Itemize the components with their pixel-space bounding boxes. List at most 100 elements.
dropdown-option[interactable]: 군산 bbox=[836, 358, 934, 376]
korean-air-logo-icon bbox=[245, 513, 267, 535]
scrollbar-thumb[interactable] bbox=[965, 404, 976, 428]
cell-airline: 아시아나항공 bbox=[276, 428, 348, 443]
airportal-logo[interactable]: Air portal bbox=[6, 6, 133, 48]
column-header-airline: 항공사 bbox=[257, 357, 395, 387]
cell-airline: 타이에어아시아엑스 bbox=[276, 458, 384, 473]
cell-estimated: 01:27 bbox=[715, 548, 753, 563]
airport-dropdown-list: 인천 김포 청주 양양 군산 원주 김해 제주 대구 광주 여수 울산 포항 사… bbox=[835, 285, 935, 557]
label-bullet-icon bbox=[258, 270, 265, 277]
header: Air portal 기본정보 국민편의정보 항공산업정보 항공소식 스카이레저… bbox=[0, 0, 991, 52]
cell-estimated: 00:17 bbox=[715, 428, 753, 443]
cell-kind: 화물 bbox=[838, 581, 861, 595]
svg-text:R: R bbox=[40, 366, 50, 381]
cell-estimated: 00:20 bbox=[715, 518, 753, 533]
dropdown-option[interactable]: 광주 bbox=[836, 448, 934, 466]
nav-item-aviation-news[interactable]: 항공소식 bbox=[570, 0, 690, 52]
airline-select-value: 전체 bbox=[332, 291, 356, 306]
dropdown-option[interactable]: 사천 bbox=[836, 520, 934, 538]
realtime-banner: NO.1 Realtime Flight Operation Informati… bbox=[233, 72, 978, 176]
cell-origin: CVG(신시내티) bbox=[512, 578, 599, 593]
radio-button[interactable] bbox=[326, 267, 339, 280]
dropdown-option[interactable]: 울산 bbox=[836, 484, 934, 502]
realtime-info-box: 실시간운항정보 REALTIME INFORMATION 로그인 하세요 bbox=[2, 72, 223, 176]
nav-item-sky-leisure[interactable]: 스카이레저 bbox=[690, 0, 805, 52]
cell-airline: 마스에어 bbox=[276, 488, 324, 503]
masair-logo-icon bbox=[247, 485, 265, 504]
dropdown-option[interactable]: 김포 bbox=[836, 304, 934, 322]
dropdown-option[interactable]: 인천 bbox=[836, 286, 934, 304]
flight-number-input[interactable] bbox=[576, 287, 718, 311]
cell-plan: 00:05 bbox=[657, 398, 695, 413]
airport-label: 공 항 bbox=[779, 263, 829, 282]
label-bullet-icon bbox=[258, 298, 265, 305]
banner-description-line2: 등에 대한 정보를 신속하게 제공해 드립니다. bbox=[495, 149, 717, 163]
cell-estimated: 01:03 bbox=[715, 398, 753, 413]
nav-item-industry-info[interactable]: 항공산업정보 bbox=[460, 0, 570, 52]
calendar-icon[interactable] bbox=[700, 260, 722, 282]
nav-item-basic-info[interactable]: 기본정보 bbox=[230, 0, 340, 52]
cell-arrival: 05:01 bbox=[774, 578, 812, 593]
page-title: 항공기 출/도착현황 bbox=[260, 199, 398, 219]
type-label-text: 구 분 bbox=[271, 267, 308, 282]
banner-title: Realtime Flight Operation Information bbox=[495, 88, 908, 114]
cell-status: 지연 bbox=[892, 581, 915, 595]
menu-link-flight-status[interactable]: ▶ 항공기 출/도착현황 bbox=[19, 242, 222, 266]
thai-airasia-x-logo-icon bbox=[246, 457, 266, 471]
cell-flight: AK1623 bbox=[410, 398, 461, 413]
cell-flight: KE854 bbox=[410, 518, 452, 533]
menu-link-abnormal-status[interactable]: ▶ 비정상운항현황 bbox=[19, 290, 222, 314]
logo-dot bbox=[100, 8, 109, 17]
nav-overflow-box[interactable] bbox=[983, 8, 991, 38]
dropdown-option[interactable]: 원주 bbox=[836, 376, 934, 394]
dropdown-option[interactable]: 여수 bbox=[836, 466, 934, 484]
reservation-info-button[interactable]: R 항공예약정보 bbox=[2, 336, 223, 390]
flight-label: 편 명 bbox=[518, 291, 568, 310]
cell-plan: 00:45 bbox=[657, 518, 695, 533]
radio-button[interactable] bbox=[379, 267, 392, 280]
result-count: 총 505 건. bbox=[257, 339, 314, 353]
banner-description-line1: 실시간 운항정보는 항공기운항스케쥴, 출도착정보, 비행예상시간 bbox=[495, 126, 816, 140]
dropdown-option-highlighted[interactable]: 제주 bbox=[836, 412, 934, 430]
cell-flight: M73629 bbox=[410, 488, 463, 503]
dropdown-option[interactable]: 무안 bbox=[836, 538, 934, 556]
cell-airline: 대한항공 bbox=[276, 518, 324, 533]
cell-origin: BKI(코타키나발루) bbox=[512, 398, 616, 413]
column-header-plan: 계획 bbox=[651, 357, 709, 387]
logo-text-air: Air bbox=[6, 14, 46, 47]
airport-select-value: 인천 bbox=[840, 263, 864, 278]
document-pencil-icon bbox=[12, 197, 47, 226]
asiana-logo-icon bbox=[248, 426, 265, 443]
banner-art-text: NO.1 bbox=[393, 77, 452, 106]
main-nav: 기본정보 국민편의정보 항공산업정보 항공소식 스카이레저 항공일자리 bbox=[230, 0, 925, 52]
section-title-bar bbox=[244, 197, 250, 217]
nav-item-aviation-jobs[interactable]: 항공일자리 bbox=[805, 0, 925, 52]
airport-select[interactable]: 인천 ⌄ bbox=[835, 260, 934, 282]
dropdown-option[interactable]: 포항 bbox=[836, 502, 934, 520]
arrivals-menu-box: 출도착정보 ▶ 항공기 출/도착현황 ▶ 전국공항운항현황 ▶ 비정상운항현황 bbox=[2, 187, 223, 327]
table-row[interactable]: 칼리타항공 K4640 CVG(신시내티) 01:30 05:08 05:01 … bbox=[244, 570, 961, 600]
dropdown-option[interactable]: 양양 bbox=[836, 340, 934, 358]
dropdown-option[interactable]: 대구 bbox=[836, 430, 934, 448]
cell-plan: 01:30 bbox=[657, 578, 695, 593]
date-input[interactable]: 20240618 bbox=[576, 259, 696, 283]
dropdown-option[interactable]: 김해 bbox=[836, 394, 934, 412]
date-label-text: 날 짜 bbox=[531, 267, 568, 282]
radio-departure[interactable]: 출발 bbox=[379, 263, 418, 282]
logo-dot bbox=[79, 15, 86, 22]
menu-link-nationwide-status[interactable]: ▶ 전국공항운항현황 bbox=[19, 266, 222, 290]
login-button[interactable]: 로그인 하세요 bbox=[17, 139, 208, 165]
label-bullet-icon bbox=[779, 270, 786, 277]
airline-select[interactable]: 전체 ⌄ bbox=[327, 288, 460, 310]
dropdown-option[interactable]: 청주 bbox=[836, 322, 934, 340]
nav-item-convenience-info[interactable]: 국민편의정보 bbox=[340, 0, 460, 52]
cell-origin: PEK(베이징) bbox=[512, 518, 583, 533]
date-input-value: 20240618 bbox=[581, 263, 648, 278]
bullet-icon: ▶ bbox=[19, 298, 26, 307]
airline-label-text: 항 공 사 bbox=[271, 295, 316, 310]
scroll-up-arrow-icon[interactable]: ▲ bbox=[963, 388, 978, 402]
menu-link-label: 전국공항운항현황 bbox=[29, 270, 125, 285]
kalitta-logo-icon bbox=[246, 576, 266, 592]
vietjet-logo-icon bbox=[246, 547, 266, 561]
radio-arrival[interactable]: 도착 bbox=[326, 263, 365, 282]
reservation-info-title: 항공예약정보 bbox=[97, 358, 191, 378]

• _Task instructions_
Format the lines from the first one through the line containing "airportal-logo[interactable]: Air portal", inclusive, as a Markdown table with the columns Row and Line, leaving out any blank lines.

• _Reply to the exercise_
| Row | Line |
|---|---|
| 1 | Itemize the components with their pixel-space bounding boxes. List at most 100 elements. |
| 2 | dropdown-option[interactable]: 군산 bbox=[836, 358, 934, 376] |
| 3 | korean-air-logo-icon bbox=[245, 513, 267, 535] |
| 4 | scrollbar-thumb[interactable] bbox=[965, 404, 976, 428] |
| 5 | cell-airline: 아시아나항공 bbox=[276, 428, 348, 443] |
| 6 | airportal-logo[interactable]: Air portal bbox=[6, 6, 133, 48] |